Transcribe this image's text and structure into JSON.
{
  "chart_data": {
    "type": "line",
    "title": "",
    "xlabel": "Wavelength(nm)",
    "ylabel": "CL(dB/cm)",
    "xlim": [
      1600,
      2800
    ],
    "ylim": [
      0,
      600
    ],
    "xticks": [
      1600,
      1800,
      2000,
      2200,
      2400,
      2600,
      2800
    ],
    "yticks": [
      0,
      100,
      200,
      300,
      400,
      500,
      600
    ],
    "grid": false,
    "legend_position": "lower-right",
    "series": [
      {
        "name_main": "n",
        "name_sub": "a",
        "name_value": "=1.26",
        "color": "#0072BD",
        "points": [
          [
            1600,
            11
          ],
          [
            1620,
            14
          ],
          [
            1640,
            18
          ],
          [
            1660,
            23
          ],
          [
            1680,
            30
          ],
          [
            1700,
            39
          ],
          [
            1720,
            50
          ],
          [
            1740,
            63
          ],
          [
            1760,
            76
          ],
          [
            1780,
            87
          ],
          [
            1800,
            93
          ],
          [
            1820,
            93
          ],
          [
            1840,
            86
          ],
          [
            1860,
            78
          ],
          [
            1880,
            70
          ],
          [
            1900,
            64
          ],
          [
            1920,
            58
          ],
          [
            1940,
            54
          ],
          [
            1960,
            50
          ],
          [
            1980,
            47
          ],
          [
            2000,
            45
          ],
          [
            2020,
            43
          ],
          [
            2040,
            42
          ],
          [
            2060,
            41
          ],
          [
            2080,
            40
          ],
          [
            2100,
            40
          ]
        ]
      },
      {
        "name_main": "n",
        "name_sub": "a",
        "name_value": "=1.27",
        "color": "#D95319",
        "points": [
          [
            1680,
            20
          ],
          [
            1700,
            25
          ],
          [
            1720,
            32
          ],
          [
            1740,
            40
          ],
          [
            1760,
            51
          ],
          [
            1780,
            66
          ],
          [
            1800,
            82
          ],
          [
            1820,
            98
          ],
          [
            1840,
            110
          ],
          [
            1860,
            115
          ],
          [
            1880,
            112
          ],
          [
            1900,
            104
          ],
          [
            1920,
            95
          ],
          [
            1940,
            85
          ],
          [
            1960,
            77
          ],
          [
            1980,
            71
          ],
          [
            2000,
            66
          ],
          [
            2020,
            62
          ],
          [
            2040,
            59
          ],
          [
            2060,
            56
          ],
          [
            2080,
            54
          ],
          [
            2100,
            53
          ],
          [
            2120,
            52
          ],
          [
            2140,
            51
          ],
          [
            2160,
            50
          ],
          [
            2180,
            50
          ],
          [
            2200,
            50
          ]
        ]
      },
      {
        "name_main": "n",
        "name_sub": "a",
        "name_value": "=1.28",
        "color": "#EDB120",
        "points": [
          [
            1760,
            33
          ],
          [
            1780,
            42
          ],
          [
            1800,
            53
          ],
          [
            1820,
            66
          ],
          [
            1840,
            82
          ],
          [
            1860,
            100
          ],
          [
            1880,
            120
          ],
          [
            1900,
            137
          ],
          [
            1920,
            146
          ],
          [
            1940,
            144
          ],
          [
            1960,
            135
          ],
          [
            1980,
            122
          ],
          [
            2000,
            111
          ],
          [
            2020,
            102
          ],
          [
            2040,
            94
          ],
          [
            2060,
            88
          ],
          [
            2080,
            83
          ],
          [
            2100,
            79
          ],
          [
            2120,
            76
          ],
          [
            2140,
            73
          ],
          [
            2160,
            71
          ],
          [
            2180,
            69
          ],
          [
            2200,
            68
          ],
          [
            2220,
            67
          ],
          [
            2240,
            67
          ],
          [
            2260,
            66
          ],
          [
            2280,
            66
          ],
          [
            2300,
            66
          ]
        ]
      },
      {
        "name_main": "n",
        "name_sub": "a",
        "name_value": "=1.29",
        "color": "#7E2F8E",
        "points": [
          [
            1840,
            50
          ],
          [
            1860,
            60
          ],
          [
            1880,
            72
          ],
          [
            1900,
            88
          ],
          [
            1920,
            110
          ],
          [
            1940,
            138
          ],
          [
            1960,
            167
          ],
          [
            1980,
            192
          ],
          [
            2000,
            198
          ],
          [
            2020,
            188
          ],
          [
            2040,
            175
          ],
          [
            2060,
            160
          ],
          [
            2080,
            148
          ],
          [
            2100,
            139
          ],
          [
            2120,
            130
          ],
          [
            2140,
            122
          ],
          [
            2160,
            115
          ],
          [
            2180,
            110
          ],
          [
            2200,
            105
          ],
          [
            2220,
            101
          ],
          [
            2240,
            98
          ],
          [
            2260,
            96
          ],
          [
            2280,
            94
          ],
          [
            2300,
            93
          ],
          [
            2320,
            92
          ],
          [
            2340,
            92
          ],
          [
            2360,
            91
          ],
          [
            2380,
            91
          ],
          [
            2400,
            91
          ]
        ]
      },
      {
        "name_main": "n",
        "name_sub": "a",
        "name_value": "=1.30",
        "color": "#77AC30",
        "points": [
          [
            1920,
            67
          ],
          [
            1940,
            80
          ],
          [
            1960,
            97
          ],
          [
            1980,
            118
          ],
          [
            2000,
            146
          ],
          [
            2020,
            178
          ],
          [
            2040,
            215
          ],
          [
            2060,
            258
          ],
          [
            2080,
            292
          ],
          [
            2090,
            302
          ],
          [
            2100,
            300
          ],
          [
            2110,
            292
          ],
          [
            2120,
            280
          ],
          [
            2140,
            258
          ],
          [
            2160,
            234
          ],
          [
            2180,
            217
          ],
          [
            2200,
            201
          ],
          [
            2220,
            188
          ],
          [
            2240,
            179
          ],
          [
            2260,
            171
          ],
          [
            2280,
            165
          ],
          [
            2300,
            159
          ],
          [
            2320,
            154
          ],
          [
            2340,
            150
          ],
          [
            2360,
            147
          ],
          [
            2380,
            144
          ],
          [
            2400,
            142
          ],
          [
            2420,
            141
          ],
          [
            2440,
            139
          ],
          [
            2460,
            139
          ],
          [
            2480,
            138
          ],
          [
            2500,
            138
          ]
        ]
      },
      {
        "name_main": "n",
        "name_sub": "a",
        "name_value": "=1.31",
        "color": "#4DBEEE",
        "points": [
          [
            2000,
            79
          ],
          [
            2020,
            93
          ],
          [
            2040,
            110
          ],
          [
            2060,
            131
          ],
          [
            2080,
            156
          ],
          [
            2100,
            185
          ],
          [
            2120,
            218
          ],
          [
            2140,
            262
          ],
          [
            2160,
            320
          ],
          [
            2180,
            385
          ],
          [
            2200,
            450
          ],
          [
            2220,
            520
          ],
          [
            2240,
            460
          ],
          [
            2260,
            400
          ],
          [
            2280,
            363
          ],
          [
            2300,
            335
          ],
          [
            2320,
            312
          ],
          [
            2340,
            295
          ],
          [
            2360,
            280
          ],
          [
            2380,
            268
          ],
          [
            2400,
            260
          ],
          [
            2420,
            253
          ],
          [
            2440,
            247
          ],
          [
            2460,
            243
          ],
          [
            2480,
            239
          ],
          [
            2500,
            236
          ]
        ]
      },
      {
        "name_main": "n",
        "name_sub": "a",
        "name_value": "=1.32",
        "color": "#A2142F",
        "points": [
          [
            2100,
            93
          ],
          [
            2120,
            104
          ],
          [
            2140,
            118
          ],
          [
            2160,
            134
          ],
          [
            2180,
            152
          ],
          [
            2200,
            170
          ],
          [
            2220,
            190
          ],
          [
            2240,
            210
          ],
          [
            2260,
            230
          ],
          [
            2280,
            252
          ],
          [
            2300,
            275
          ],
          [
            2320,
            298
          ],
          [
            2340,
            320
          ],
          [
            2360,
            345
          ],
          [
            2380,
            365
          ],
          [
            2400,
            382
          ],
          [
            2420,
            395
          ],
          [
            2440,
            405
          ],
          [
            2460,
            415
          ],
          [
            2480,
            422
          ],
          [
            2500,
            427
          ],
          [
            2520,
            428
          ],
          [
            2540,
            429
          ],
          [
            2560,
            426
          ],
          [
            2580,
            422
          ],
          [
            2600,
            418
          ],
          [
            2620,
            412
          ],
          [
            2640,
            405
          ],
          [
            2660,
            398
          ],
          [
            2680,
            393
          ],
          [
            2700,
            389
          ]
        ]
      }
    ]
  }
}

WORK INSTRUCTIONS —
Collect the lines of the records that include the string "color".

REPLY —
        "color": "#0072BD",
        "color": "#D95319",
        "color": "#EDB120",
        "color": "#7E2F8E",
        "color": "#77AC30",
        "color": "#4DBEEE",
        "color": "#A2142F",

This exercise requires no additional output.